##### Source extract
Protection and Island Control. Players flag their islands with custom protection settings - who can build, who can trade, who can fish. You can create a peaceful PvE experience or enable PvP within islands. The system respects player intent.

Teleportation and Warps. Players create /home and /island commands that teleport them, warps let admins set public destinations, and the whole thing just works without janky offset calculations.


What Trips People Up

Configuration files matter. BentoBox generates YAML configs for each game mode. If you tweak island size, max players per island, or protection defaults, actually understand what you're changing - wrong settings can lock players out of features or break progression.

Locale files got upgraded recently (version 3.14.2 auto-renames underscored locales like pt_BR.yml to the modern pt-BR.yml format), so if you're upgrading from 3.13.x, check your logs to confirm the migration happened cleanly.

Dependencies matter. BentoBox requires Java 21+. If you're running Java 17 somewhere, you'll hit immediate errors. Check your server's Java version first.

Actually, if you're running multiple game modes, database performance becomes visible. BentoBox uses SQLite by default, which is fine for small servers (under 100 players), but if you're growing, migrate to MySQL early. The config supports it.


How BentoBox Stacks Up Against Alternatives

AcidIsland (standalone). There's an AcidIsland addon for BentoBox, but AcidIsland also exists as its own complete plugin. If you only want one game mode, the standalone is simpler. But if you're mixing modes, BentoBox's unified approach wins.
##########
=== What you should do ===
In the BentoBox text, which database does BentoBox use by default?
##### Entries provided
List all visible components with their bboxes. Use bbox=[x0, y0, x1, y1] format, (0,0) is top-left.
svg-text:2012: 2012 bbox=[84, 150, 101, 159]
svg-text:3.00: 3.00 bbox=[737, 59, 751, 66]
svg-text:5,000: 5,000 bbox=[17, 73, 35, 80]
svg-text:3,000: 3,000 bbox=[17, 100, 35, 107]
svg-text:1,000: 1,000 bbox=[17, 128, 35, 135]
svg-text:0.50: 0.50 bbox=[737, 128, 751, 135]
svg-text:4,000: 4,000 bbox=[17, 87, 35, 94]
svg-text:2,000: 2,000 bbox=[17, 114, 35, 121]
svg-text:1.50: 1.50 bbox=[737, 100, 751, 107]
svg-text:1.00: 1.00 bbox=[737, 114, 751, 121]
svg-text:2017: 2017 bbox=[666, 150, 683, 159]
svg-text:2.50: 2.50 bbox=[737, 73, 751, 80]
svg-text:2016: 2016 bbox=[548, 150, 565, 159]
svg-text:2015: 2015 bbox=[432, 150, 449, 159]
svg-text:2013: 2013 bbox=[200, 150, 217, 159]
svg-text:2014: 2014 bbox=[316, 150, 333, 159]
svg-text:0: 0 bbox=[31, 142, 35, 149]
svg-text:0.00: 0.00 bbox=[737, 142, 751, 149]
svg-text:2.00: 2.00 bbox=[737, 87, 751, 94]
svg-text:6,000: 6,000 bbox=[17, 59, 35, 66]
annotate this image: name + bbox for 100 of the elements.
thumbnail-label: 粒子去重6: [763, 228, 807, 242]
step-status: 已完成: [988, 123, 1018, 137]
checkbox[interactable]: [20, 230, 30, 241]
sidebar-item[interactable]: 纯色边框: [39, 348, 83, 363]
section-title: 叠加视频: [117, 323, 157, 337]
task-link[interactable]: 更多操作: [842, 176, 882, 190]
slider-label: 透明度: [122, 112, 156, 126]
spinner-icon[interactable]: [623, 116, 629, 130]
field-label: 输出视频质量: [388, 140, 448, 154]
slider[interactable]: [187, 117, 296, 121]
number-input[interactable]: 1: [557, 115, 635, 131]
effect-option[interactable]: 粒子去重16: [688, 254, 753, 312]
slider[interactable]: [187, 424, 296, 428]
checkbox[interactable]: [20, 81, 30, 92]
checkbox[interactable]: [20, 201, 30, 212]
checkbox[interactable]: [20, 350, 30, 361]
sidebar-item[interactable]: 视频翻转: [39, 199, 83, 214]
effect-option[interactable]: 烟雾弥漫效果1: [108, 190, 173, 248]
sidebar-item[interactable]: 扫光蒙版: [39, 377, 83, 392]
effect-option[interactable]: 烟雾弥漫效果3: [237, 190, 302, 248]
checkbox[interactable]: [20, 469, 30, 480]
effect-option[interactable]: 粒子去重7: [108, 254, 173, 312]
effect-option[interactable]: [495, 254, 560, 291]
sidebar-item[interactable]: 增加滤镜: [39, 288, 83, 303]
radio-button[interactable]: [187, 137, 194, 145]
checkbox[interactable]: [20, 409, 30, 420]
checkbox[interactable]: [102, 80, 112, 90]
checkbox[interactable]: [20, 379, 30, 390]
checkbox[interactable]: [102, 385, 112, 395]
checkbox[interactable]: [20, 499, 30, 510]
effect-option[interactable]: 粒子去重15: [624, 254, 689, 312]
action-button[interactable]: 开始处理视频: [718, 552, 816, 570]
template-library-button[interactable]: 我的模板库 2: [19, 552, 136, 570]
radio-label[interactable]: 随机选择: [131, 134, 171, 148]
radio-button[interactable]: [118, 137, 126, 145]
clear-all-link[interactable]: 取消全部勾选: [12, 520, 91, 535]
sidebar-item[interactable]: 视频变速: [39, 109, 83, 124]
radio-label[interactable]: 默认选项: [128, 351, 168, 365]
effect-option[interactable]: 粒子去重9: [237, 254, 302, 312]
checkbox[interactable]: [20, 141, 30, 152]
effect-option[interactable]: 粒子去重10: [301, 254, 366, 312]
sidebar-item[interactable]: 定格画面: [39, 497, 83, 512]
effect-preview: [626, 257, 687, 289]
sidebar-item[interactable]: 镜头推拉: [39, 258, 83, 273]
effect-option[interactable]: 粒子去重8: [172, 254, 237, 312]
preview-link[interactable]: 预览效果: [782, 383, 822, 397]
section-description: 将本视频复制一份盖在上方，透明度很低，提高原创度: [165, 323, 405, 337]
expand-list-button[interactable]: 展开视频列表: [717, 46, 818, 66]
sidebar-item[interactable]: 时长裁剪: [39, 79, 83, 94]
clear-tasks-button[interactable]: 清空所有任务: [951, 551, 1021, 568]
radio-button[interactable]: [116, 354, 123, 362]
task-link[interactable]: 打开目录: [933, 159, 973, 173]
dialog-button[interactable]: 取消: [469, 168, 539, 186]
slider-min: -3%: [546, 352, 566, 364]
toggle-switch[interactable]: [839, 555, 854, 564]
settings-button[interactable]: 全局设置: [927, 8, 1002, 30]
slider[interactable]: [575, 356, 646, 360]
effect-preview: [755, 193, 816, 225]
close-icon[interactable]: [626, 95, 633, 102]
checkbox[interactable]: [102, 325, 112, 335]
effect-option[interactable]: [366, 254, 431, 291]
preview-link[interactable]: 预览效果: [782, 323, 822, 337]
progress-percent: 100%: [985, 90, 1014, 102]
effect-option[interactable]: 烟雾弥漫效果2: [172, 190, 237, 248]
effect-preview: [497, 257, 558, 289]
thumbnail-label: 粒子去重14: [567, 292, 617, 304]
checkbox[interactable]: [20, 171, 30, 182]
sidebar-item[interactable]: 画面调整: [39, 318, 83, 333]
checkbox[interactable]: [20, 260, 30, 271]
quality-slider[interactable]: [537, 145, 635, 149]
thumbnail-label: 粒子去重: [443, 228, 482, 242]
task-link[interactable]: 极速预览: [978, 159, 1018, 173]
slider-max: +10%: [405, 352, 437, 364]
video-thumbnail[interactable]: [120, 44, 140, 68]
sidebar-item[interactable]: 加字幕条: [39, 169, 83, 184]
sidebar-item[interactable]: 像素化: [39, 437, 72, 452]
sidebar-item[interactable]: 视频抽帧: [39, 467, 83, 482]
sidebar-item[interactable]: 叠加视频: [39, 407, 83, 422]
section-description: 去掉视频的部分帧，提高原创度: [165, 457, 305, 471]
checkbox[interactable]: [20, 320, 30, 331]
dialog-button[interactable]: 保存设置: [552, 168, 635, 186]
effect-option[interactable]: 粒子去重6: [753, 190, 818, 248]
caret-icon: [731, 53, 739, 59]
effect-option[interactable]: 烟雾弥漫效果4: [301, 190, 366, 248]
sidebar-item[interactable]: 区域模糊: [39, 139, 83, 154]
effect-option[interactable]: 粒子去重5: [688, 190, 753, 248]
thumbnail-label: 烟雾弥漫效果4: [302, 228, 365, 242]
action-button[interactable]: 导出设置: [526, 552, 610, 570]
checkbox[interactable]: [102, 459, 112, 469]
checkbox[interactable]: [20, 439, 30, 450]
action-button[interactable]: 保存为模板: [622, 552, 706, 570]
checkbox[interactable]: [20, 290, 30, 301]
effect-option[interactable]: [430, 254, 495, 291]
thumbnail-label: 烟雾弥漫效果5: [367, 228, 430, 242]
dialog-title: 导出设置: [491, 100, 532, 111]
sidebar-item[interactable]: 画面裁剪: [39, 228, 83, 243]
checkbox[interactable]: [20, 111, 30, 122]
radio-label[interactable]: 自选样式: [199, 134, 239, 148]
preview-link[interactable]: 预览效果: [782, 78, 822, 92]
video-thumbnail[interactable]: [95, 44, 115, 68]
##########
=== Answer section ===
SQLite